== Your instructions ==
Would you transcribe all of the data exactly, down to the last character?

(Data extracted from a collection)
<<<<
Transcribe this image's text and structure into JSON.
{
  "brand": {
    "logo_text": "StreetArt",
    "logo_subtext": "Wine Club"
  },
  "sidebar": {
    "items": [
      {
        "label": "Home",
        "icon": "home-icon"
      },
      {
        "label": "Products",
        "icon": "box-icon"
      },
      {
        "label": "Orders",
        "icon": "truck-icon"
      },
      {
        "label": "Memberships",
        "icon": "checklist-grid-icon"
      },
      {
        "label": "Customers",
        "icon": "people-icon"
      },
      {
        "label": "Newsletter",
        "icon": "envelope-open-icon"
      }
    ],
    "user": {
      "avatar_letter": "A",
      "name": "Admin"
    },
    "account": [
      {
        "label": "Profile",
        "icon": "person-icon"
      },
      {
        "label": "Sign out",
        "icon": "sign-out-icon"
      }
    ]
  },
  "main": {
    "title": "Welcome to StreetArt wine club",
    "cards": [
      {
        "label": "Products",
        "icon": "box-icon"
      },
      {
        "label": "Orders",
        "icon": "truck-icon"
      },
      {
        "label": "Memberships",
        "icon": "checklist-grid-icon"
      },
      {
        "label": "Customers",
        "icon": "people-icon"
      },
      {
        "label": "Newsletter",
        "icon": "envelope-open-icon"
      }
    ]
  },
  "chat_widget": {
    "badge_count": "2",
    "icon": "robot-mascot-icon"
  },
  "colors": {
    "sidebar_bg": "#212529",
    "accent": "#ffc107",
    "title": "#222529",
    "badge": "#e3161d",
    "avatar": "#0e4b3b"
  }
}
>>>>
== Written solution ==
Transcribe this image's text and structure into JSON.
{
  "brand": {
    "logo_text": "StreetArt",
    "logo_subtext": "Wine Club"
  },
  "sidebar": {
    "items": [
      {
        "label": "Home",
        "icon": "home-icon"
      },
      {
        "label": "Products",
        "icon": "box-icon"
      },
      {
        "label": "Orders",
        "icon": "truck-icon"
      },
      {
        "label": "Memberships",
        "icon": "checklist-grid-icon"
      },
      {
        "label": "Customers",
        "icon": "people-icon"
      },
      {
        "label": "Newsletter",
        "icon": "envelope-open-icon"
      }
    ],
    "user": {
      "avatar_letter": "A",
      "name": "Admin"
    },
    "account": [
      {
        "label": "Profile",
        "icon": "person-icon"
      },
      {
        "label": "Sign out",
        "icon": "sign-out-icon"
      }
    ]
  },
  "main": {
    "title": "Welcome to StreetArt wine club",
    "cards": [
      {
        "label": "Products",
        "icon": "box-icon"
      },
      {
        "label": "Orders",
        "icon": "truck-icon"
      },
      {
        "label": "Memberships",
        "icon": "checklist-grid-icon"
      },
      {
        "label": "Customers",
        "icon": "people-icon"
      },
      {
        "label": "Newsletter",
        "icon": "envelope-open-icon"
      }
    ]
  },
  "chat_widget": {
    "badge_count": "2",
    "icon": "robot-mascot-icon"
  },
  "colors": {
    "sidebar_bg": "#212529",
    "accent": "#ffc107",
    "title": "#222529",
    "badge": "#e3161d",
    "avatar": "#0e4b3b"
  }
}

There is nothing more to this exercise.